*What you have to do*. List every line of the records that contains the string "ROAD", matching case exactly.

*Record set*.
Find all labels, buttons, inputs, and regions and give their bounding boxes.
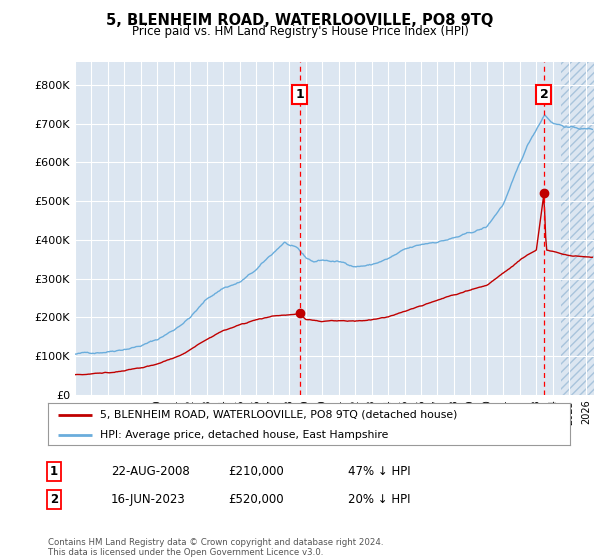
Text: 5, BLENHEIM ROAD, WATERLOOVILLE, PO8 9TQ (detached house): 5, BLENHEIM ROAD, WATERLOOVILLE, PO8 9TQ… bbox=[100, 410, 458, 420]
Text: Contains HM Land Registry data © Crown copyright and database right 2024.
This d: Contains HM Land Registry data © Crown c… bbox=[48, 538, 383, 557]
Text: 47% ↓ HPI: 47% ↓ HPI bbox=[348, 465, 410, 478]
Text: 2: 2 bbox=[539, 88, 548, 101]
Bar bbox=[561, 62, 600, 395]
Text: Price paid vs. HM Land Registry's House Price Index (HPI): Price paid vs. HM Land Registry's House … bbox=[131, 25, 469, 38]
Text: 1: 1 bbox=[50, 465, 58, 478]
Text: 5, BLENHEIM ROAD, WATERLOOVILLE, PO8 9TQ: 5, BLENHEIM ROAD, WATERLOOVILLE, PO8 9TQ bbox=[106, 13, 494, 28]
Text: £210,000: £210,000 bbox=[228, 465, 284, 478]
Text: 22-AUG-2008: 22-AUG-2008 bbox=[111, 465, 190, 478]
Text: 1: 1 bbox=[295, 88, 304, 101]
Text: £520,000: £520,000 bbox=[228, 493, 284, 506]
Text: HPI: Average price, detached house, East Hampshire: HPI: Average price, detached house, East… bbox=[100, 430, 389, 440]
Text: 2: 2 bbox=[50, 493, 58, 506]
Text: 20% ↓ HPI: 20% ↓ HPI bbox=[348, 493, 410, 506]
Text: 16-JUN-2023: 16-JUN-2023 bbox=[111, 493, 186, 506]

==

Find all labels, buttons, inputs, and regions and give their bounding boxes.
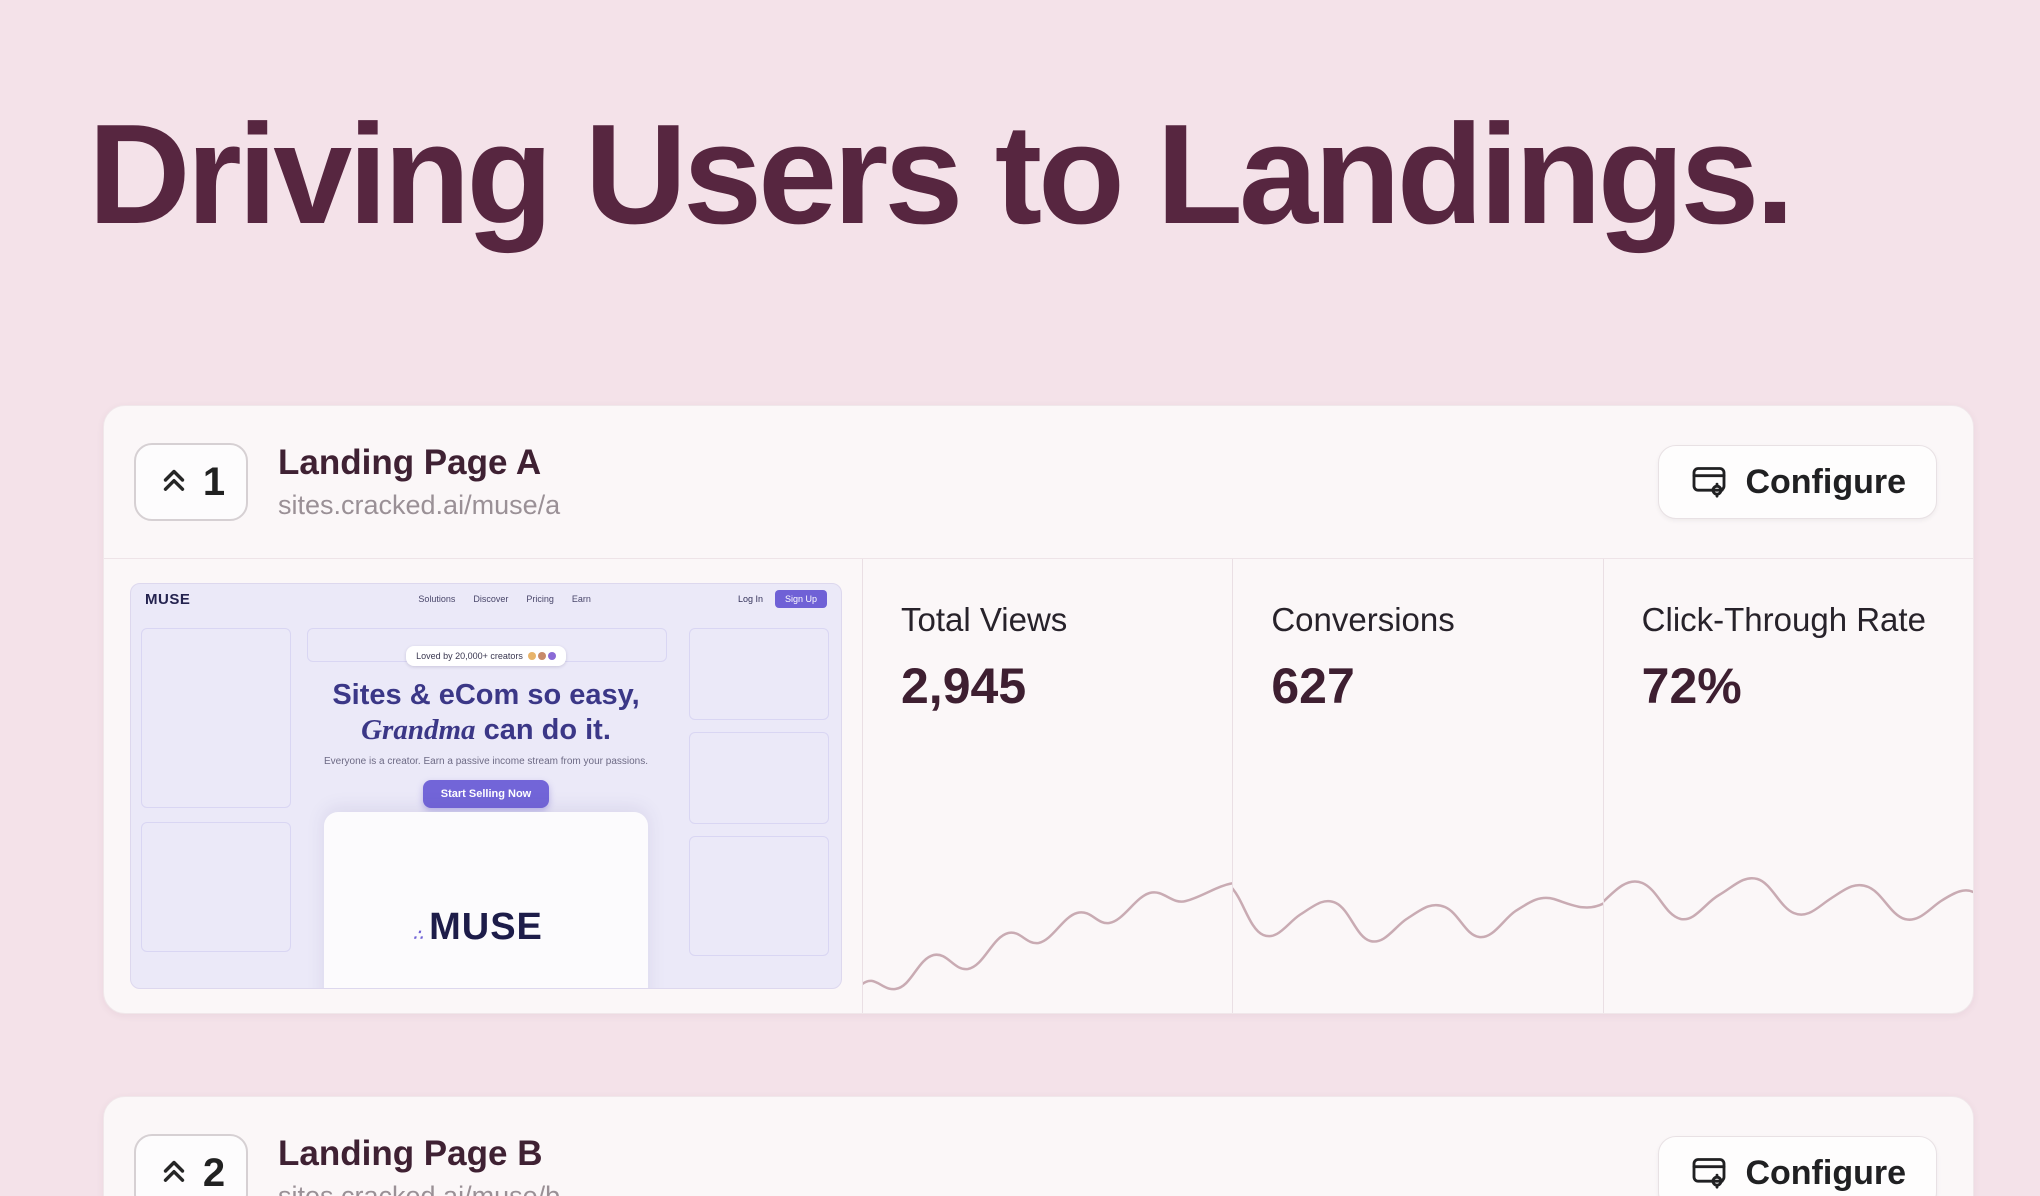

*Exercise response*.
Text: 5, BLENHEIM ROAD, WATERLOOVILLE, PO8 9TQ (detached house): 5, BLENHEIM ROAD, WATERLOOVILLE, PO8 9TQ… bbox=[100, 410, 458, 420]
Text: 5, BLENHEIM ROAD, WATERLOOVILLE, PO8 9TQ: 5, BLENHEIM ROAD, WATERLOOVILLE, PO8 9TQ bbox=[106, 13, 494, 28]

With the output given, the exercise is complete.